[start of THE RECORDS]

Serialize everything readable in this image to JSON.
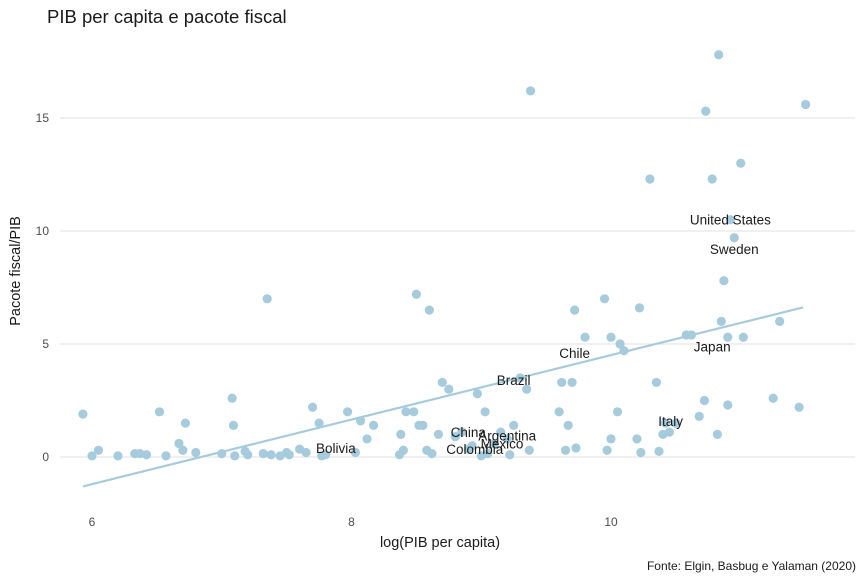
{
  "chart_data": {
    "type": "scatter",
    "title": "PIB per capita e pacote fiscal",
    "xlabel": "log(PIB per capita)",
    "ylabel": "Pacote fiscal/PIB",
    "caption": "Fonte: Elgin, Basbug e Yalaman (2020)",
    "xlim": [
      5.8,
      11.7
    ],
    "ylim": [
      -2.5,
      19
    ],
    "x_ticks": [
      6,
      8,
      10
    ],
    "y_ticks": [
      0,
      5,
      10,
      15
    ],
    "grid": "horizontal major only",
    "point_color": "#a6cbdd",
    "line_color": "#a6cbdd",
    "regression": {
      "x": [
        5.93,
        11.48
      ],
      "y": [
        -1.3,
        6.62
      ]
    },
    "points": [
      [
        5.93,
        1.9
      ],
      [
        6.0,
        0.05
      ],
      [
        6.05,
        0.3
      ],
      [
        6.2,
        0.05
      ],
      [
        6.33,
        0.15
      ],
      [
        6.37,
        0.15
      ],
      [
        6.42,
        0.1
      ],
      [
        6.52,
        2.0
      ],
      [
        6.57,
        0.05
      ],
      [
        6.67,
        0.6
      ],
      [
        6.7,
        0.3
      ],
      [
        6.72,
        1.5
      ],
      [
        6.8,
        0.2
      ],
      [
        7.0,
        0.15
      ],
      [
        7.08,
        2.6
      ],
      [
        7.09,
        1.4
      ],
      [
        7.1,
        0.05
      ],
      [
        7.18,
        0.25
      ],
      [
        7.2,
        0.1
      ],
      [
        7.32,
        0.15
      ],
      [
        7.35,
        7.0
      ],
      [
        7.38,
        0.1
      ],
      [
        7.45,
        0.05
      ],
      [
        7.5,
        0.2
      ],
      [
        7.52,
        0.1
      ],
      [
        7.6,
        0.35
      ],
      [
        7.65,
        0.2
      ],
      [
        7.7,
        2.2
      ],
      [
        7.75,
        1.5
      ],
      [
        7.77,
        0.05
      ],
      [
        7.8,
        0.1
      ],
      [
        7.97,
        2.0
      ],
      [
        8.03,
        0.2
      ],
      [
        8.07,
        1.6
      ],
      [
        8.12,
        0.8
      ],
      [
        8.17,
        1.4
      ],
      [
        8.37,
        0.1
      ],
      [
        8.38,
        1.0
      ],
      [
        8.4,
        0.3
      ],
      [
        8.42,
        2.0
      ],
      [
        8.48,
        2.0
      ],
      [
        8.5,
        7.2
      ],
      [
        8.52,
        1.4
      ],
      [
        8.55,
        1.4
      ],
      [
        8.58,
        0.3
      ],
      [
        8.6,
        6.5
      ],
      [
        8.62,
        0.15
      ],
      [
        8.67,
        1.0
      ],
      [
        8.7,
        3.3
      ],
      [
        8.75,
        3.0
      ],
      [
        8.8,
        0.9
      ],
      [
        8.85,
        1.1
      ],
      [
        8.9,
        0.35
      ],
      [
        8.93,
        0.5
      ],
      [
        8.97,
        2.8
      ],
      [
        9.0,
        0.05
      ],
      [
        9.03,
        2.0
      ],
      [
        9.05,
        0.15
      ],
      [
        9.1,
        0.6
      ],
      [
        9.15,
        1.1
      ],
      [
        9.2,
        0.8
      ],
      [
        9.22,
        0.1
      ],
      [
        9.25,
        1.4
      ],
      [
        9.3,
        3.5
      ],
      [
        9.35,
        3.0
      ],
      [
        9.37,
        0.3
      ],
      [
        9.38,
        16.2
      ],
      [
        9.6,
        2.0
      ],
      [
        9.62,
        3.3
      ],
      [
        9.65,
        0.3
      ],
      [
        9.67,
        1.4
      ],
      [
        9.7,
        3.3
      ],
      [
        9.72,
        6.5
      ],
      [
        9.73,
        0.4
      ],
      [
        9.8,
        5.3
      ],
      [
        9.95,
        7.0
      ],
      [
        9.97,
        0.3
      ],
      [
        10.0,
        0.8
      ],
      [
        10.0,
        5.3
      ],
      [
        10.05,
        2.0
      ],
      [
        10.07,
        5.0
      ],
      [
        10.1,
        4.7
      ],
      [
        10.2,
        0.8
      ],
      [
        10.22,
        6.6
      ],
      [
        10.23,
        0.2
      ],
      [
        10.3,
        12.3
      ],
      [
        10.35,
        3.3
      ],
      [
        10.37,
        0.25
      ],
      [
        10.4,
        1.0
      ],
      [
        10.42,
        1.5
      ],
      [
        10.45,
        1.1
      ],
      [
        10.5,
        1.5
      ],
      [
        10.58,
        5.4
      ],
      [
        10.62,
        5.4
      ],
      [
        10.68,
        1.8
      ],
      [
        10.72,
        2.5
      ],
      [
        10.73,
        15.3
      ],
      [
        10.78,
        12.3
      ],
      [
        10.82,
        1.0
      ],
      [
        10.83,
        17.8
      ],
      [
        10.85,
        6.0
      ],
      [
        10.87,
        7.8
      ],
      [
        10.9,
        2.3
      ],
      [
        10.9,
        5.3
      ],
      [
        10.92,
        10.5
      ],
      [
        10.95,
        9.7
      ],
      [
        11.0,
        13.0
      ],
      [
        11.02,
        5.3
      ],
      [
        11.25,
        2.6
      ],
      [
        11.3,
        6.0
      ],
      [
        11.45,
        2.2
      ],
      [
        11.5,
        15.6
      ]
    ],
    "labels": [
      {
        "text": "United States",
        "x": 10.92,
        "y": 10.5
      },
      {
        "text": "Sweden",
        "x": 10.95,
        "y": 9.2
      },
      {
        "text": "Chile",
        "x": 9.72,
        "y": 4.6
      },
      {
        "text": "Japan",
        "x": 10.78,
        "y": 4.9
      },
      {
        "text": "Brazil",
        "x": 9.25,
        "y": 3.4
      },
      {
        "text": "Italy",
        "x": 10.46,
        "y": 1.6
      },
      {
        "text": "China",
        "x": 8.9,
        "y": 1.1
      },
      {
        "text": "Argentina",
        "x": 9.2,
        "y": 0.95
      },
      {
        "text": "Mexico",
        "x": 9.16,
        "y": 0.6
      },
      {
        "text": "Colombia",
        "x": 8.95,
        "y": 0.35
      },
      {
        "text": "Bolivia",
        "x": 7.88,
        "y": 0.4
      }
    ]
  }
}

[end of THE RECORDS]
[start of THE RECORDS]

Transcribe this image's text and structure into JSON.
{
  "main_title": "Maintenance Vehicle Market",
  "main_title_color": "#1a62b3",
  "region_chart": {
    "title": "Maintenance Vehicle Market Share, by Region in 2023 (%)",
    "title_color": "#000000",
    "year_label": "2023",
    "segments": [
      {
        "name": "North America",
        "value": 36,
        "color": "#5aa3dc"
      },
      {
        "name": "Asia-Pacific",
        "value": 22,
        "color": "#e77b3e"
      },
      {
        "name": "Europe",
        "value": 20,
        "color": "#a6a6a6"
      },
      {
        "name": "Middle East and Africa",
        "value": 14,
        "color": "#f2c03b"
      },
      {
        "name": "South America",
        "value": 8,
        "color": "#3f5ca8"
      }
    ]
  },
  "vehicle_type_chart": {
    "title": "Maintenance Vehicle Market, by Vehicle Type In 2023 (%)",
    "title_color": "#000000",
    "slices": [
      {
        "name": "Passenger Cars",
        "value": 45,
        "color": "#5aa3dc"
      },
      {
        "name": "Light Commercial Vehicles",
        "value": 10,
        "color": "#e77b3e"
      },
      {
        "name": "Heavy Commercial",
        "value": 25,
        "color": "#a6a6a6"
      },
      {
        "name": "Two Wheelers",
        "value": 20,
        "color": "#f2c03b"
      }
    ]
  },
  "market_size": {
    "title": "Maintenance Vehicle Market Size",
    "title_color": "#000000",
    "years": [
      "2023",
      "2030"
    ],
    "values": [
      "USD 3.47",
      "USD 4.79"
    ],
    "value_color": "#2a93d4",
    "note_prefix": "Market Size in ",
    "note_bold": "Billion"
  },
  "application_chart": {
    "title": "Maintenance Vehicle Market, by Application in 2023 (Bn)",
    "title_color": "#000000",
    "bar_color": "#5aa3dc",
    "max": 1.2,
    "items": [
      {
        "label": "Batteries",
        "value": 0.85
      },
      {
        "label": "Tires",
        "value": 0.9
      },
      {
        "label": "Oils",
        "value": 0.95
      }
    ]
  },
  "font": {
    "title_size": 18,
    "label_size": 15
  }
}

[end of THE RECORDS]

Pick out the lines that contain "image" and copy them.

**WRITTEN ANSWER**.
Serialize everything readable in this image to JSON.
Transcribe this image's text and structure into JSON.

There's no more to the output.